### WRITTEN PROBLEM
Check every line of the material below for the string "Residuals", and return the ones that have it.

### SUPPLIED RECORDS
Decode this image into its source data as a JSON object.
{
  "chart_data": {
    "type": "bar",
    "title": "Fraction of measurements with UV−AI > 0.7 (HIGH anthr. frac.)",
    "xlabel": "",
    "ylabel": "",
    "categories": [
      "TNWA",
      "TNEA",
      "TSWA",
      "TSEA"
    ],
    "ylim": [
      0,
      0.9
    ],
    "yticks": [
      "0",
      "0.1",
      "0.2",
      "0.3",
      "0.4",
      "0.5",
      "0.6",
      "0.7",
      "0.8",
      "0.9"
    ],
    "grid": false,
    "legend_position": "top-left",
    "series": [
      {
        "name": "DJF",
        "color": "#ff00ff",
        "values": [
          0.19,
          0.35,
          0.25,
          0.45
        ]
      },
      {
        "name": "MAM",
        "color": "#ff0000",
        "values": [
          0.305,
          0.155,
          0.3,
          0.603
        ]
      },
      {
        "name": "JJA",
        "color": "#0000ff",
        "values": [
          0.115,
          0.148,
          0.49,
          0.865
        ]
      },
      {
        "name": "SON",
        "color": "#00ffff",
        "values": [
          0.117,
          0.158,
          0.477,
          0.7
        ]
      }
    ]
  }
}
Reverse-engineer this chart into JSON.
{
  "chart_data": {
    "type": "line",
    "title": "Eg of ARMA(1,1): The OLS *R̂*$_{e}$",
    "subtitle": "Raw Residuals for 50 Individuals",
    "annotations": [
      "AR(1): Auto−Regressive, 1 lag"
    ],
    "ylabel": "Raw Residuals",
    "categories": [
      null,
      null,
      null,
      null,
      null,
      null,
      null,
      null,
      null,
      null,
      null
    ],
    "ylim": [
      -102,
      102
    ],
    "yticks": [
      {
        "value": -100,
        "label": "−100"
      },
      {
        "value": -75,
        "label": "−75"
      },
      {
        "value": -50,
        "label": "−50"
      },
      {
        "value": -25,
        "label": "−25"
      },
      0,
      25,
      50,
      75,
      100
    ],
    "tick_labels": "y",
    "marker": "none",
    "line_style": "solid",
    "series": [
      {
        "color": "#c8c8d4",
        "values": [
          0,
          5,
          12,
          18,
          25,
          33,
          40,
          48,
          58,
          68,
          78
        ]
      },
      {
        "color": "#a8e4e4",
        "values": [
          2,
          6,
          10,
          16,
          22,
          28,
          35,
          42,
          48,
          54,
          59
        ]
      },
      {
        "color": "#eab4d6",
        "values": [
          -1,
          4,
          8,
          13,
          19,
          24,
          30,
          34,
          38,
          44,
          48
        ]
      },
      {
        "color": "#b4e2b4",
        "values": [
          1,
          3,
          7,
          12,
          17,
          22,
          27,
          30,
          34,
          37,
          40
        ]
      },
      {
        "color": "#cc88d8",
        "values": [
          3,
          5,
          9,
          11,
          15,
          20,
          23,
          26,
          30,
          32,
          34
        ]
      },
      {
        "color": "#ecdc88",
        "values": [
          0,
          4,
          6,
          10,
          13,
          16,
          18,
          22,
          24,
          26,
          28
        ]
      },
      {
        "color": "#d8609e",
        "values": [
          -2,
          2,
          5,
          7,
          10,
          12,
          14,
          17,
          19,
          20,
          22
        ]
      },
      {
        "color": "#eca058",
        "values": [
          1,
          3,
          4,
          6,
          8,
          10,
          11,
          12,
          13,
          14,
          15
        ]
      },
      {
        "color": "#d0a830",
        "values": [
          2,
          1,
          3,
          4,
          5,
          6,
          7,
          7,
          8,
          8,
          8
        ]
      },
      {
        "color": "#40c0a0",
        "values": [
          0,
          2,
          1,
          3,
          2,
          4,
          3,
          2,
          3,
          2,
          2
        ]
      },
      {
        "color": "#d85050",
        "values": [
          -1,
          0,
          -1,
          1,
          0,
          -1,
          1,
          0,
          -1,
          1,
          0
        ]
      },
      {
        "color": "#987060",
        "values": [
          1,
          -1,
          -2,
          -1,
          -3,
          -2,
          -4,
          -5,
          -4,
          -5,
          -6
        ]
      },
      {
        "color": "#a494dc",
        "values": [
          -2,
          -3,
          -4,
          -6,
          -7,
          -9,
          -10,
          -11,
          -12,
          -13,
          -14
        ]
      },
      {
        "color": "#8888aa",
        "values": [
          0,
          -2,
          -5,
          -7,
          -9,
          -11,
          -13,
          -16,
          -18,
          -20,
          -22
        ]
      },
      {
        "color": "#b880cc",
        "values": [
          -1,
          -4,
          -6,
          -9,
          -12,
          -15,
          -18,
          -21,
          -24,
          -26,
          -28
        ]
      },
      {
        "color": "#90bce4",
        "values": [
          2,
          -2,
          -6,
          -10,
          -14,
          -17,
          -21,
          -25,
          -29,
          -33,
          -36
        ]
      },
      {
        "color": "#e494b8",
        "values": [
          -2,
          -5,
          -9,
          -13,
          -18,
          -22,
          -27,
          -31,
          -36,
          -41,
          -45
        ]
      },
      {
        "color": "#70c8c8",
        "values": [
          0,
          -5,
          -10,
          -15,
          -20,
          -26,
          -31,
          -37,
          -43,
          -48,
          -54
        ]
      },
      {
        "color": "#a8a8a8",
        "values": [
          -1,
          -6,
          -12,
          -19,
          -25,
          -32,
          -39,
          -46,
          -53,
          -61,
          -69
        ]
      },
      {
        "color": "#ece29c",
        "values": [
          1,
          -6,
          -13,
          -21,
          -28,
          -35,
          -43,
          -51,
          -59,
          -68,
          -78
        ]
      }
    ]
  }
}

### SOLUTION FOR THIS TASK
    "subtitle": "Raw Residuals for 50 Individuals",
    "ylabel": "Raw Residuals",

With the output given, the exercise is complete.